* _Requirement 1_: Reproduce the part of the essay on the Friday breakfast friendship that runs between "We meet every" and "more personal level.", inclusive.
* _Requirement 2_: From the essay on the Friday breakfast friendship, list every topic the two friends say they talk about at their meetings.
* _Requirement 3_: Pick up the essay on the Friday breakfast friendship after its last sentence and write one more paragraph in the same voice.

* _Extracted text_:
START
You use steel to sharpen steel,
    and one friend sharpens another. (Proverbs 27:17)

We meet every other Friday for breakfast.  We’ve been meeting for over two years now.  It’s almost hard to believe.  The coffee is warm and the breakfast is filling and it wakes us up to the possibilities that lie before for the day.  But it is the conversations and the connection that satisfies our souls.  We talk about life, dreams unfulfilled, the yearnings of our hearts, things we are afraid of, wounds from our pasts, areas of our lives that bring us joy and cause us to be grateful, and faith.  We don’t have an agenda for the meetings, God sets it. 

We would say that our friendship was a divine one.  We met at our local church.  For the first few months we worked side by side on the ‘set up and tear down’ committee.  Week after week we simply asked the quick ‘how are you’s’ in passing, never really taking the time to get to know one another on a deeper, more personal level. 

But then one evening, we had a meeting to talk about the future direction of the church.  It was brutally cold and snow was falling outside.  Following the meeting, everyone scurried towards the vehicles to find some relief from the frigid air.  I went out to the car to clean off the snow and warm it up before taking my family outside.  My friend stopped me.  He took a risk.  He didn’t really know me.  And he especially didn’t know how I would respond when he asked if he could share something deeply person with me.  A bit awestruck at first by our parking lot ‘appointment’, I said “Sure!  What’s going on?”  “I have something that I have been carrying for a long time and I’m not sure who to tell.  I’ve told some people before, but never the full extent of my story.  I don’t know what to do with it but I know I need to tell someone.  Would you be willing to meet with me?”    

And so began our friendship. 

Each and every Friday morning get together has been a sacred one.  The booth we sit in serves as Holy Ground.  And every conversation helps us know ourselves, each other, and God more deeply.
END
* _Record extracts_:
START
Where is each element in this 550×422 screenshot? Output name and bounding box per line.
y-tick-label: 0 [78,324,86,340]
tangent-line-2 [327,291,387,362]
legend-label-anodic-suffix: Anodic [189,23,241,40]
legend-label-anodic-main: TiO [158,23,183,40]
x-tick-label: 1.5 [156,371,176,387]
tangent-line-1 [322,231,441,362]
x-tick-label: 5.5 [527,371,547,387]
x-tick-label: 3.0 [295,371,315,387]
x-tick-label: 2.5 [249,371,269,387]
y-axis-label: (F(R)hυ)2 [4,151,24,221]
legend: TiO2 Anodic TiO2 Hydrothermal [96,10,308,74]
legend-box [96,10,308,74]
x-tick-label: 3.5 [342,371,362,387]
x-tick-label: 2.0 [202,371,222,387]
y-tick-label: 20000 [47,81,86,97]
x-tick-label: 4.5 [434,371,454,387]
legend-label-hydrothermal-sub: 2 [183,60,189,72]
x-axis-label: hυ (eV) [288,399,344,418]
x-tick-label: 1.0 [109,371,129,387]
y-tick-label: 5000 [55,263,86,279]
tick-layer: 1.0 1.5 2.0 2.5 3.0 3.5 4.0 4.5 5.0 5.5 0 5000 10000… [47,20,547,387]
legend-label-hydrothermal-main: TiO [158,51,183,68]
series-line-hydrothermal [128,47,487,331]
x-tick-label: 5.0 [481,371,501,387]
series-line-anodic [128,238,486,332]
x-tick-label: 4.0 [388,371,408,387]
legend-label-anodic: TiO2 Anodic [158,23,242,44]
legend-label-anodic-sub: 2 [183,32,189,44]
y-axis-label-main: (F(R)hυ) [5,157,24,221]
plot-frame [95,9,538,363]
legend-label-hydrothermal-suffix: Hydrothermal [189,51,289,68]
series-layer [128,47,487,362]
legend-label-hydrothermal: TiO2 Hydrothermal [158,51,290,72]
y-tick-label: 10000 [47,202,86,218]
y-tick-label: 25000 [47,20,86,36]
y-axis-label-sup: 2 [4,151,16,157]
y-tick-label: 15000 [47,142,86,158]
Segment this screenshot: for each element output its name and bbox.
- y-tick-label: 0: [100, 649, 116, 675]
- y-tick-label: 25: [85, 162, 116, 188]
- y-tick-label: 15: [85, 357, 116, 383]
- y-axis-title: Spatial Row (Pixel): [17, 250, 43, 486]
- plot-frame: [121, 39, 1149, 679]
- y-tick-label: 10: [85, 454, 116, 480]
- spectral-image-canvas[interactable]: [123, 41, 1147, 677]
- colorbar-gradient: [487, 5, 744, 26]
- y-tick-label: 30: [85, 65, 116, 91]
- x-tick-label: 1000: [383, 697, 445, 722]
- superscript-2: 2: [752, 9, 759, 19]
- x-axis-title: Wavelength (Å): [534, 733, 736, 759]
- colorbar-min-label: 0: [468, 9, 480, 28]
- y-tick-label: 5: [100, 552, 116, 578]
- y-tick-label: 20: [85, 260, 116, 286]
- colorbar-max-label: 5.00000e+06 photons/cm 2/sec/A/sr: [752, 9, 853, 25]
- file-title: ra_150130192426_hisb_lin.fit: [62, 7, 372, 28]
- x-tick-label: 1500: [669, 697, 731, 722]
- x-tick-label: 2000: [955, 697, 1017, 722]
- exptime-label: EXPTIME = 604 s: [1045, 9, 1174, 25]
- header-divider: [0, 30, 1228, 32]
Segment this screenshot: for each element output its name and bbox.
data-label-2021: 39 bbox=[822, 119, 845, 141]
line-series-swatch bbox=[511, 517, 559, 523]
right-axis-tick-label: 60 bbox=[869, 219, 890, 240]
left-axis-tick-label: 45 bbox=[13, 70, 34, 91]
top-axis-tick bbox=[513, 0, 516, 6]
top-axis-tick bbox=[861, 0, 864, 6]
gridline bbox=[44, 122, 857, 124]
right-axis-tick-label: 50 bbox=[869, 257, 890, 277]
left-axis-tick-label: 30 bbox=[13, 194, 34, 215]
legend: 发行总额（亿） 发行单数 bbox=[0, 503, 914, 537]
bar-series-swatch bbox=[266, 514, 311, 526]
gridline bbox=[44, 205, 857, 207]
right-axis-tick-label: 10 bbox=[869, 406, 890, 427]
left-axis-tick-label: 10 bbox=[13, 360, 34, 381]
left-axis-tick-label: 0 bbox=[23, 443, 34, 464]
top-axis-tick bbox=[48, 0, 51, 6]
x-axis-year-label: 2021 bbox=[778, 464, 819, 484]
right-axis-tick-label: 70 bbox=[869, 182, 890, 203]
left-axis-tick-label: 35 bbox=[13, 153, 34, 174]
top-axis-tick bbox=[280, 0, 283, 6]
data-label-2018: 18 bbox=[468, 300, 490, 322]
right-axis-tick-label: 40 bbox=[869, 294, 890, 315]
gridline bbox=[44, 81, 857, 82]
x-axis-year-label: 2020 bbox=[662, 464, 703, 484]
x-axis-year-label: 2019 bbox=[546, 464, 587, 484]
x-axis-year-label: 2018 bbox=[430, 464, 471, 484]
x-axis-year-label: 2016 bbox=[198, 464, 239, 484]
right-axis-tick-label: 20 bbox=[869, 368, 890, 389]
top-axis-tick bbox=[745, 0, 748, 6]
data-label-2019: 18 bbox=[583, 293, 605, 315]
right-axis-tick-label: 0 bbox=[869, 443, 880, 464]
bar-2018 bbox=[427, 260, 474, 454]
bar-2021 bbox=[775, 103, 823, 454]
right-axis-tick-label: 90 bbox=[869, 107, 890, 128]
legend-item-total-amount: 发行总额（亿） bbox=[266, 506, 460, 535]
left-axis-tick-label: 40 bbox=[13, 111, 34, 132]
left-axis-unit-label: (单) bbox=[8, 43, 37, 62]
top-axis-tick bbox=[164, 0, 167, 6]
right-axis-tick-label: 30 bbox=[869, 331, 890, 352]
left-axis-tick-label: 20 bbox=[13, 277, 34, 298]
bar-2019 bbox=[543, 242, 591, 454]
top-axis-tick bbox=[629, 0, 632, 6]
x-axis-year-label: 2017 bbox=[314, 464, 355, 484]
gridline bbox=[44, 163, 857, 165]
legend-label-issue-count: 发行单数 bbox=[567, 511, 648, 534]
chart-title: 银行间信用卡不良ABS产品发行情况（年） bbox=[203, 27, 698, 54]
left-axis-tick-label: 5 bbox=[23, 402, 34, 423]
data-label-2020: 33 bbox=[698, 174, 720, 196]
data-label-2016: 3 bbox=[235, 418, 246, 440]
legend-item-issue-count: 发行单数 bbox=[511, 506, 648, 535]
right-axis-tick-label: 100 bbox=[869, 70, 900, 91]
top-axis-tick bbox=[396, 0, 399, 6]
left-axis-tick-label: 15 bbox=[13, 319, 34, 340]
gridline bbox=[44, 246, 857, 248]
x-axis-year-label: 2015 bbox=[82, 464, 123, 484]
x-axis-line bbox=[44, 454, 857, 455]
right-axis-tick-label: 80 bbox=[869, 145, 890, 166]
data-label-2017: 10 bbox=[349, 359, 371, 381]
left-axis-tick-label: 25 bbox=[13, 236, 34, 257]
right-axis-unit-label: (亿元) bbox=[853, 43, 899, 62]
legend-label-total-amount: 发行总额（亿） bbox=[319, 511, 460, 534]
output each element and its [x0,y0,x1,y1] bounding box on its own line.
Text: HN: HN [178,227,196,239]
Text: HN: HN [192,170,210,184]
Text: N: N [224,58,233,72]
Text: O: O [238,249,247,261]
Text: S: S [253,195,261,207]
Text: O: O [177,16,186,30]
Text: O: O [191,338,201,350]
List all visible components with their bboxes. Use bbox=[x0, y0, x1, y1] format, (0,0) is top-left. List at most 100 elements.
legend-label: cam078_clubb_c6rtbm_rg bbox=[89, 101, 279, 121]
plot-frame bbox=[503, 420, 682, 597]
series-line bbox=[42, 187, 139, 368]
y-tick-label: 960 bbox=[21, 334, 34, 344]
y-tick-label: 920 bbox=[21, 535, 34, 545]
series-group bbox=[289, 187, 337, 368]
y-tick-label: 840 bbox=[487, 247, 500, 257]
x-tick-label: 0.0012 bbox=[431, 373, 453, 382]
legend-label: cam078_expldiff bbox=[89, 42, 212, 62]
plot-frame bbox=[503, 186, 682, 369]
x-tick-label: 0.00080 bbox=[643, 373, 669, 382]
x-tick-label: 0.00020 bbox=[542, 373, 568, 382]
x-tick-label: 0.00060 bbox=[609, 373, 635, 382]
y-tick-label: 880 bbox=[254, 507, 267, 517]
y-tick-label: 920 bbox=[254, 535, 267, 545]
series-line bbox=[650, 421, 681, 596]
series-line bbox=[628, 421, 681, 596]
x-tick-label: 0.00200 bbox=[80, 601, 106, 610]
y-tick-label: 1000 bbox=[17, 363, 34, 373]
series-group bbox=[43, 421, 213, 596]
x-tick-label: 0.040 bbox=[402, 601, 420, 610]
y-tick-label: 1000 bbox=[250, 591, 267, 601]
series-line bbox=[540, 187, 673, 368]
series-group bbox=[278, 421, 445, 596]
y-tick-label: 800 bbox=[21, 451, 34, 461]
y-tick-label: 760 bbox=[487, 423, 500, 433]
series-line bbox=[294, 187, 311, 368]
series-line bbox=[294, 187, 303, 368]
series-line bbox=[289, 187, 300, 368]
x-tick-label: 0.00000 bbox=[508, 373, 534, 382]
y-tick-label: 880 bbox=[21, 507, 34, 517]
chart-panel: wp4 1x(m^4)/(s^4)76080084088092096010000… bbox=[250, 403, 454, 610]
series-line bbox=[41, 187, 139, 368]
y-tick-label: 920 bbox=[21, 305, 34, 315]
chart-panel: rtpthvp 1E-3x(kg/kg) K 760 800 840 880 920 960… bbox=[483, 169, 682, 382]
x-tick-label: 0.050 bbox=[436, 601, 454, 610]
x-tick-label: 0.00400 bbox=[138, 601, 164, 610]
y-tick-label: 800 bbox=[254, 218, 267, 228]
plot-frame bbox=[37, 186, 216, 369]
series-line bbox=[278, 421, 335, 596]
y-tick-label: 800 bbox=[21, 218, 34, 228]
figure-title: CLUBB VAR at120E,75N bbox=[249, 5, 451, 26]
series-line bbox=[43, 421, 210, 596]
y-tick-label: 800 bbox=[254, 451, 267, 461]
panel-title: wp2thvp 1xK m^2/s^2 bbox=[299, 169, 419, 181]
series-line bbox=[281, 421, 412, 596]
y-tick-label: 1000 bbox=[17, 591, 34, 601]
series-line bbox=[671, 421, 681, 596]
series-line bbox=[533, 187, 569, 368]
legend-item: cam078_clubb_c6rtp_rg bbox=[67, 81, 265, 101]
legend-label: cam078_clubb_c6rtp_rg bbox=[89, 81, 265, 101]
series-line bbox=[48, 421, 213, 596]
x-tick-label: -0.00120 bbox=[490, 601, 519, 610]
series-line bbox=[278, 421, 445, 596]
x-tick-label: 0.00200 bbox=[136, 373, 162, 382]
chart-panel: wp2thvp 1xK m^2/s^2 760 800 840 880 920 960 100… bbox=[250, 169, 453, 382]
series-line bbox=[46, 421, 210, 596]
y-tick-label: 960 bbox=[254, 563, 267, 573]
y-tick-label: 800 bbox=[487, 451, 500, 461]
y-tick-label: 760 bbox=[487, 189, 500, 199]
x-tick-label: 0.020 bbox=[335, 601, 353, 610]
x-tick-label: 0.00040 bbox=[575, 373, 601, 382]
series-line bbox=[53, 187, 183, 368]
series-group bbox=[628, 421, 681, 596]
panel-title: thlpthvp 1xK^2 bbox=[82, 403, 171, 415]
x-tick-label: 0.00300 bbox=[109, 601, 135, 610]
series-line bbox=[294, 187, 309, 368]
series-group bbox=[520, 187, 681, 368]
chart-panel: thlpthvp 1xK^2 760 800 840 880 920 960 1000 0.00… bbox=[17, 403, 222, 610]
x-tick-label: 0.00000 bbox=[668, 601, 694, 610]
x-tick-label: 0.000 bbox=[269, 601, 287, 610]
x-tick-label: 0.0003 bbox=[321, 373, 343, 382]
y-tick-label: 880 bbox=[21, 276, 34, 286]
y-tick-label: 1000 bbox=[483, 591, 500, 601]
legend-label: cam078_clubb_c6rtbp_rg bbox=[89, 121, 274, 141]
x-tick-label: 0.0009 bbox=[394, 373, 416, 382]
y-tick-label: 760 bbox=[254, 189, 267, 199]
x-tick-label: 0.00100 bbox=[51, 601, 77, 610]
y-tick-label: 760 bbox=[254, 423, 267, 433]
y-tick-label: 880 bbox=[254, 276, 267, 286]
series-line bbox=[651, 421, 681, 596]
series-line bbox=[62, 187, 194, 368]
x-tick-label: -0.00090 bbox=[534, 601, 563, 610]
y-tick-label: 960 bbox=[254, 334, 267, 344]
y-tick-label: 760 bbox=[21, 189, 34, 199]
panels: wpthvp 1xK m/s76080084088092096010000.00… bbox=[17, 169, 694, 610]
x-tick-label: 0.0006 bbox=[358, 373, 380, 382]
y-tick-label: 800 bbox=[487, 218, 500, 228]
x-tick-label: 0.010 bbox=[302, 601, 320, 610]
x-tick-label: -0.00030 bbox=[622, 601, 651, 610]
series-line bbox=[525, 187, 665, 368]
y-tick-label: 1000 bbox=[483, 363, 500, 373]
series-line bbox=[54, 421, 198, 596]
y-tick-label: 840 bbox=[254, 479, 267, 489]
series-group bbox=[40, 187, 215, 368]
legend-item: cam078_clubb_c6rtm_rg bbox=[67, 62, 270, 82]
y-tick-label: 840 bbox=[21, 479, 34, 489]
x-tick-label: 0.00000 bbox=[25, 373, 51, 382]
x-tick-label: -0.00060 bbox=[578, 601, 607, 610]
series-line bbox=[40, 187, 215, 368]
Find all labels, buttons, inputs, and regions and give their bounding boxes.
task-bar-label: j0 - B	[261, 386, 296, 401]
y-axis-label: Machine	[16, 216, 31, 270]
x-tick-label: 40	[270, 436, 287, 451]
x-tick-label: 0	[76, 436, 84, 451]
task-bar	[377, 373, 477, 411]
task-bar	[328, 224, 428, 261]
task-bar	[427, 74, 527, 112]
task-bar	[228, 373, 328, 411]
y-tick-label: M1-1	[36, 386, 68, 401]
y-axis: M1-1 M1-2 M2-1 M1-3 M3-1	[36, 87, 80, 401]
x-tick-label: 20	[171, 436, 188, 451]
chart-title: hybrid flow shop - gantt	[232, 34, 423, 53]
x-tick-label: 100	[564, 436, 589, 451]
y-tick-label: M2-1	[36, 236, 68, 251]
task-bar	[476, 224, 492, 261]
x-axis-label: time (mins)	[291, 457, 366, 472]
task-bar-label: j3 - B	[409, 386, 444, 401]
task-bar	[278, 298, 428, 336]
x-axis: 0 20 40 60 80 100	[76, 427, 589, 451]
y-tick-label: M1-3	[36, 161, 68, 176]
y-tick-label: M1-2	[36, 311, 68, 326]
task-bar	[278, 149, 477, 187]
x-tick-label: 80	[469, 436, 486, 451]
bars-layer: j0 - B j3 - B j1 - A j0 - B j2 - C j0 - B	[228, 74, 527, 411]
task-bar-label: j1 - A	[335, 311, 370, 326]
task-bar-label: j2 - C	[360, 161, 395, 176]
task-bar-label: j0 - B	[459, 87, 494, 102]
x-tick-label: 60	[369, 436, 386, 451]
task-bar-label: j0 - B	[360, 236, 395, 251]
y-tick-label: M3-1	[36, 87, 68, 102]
END
* _Exercise answer 1_:
We meet every other Friday for breakfast.  We’ve been meeting for over two years now.  It’s almost hard to believe.  The coffee is warm and the breakfast is filling and it wakes us up to the possibilities that lie before for the day.  But it is the conversations and the connection that satisfies our souls.  We talk about life, dreams unfulfilled, the yearnings of our hearts, things we are afraid of, wounds from our pasts, areas of our lives that bring us joy and cause us to be grateful, and faith.  We don’t have an agenda for the meetings, God sets it. 

We would say that our friendship was a divine one.  We met at our local church.  For the first few months we worked side by side on the ‘set up and tear down’ committee.  Week after week we simply asked the quick ‘how are you’s’ in passing, never really taking the time to get to know one another on a deeper, more personal level.

* _Exercise answer 2_:
- life
- dreams unfulfilled
- the yearnings of our hearts
- things we are afraid of
- wounds from our pasts
- areas of our lives that bring us joy and cause us to be grateful
- faith

* _Exercise answer 3_:
One breakfast conversation especially stands out to me, it happened just a few days before Christmas last year.  Earlier in the month we started reading a book together which focused on the topic of gratitude.  Basically, the author raised the question: How can we be grateful amidst pain, turmoil, hardship, disappointment, and disorder?  How can we see beauty in ugliness, how can we see goodness and love when life isn’t ‘all it’s cracked up to be’? 

So we talked about the book and we laughed about our current situations and how we, too, can see joy and beauty.  My friend is in his early 30’s, single, good humored, bright, and extremely hardworking.  I’m in my 30’s also, but have been blessed with four beautiful children and an amazing wife.  We may share different gifts and life situations, but we do share the same values. 

The conversation took an unexpected turn that day when one of us had joked about how difficult life would be if either one of us were in the others situation. I referenced a movie I had seen a few years ago called The Change Up.  Although the movie has some crude and vulgar scenes in it, the message was a powerful one nonetheless.  Growing up together, Mitch (Ryan Reynolds) and Dave (Jason Bateman) were inseparable best friends, but as the years had passed slowly drifted apart. While Dave is an overworked lawyer, husband and father of three, Mitch has remained a single, quasi-employed man-child who has never met a responsibility he liked. To Mitch, Dave has it all: beautiful wife Jamie (Leslie Mann), kids who adore him and a high-paying job at a prestigious law firm. To Dave, living Mitch’s stress-free life without obligation or consequence would be a dream come true.  The two characters eventually switch rolls, seeing what it is really like living in one another’s shoes for a day.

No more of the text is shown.